* _Goal of the exercise_: Tally the lines that include "JSON". Output the number only.

* _Extracted information_:
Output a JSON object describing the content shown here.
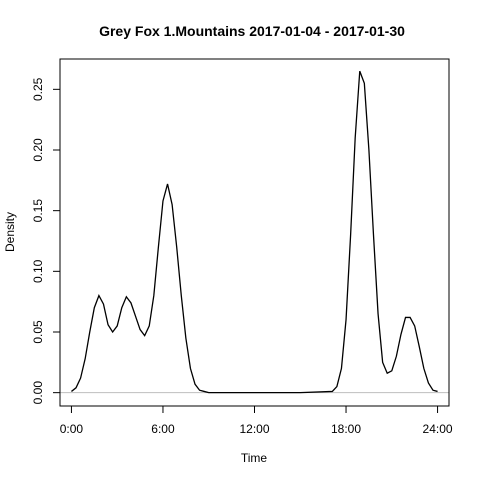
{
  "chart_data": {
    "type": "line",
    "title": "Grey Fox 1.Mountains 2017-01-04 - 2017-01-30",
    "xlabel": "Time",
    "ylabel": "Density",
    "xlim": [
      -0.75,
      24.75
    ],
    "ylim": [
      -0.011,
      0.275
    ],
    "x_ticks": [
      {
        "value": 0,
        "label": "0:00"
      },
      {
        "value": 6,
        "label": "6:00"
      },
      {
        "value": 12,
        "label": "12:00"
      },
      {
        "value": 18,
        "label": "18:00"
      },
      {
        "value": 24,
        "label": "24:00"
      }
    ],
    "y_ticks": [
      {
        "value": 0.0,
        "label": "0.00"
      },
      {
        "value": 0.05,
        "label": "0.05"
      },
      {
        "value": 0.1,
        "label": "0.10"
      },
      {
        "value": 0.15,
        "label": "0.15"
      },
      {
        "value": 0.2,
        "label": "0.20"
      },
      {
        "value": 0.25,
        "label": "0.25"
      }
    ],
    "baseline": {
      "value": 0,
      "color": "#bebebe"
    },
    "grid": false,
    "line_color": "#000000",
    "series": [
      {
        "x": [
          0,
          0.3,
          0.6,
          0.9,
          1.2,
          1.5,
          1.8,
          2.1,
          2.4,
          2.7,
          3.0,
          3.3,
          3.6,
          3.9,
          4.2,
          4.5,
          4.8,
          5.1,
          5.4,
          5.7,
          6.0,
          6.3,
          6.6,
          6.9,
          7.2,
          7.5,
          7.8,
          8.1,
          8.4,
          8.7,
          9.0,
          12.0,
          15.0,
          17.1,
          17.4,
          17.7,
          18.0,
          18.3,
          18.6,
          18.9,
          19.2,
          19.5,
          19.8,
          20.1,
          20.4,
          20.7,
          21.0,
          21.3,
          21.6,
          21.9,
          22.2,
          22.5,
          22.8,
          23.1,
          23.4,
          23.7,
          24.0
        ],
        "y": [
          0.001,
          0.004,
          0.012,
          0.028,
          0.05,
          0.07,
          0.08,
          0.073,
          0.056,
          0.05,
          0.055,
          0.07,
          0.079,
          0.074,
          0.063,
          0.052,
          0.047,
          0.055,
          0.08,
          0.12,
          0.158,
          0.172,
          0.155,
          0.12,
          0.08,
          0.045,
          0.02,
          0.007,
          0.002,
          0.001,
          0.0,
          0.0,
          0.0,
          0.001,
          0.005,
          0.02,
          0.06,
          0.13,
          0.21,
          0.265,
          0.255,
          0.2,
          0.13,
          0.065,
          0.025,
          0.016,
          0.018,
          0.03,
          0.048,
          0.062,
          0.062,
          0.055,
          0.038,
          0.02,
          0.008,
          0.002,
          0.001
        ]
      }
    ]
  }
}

==

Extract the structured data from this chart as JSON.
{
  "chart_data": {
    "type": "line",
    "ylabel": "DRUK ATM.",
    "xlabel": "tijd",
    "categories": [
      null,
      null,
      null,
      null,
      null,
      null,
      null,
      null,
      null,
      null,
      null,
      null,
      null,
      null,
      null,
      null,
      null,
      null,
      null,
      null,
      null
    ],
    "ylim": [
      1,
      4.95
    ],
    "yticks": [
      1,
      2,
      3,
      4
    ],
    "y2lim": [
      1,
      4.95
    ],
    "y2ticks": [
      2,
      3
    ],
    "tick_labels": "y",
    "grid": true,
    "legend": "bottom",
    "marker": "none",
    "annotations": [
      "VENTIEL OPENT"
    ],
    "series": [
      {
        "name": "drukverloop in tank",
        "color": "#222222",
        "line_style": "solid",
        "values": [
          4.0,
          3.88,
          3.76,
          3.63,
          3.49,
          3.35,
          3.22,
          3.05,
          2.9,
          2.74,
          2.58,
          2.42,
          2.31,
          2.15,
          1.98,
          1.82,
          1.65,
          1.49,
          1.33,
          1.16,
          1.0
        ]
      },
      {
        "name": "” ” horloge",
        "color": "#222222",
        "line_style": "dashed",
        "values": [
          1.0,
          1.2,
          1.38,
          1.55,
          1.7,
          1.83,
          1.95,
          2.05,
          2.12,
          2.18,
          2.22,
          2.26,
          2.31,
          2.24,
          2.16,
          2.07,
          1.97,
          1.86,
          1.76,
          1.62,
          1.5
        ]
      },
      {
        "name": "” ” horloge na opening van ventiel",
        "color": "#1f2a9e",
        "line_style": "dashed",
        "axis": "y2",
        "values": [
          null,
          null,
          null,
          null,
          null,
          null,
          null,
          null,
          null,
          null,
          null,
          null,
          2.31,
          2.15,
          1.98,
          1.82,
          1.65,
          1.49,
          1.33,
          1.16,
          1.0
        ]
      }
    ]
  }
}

* _Reply_: 2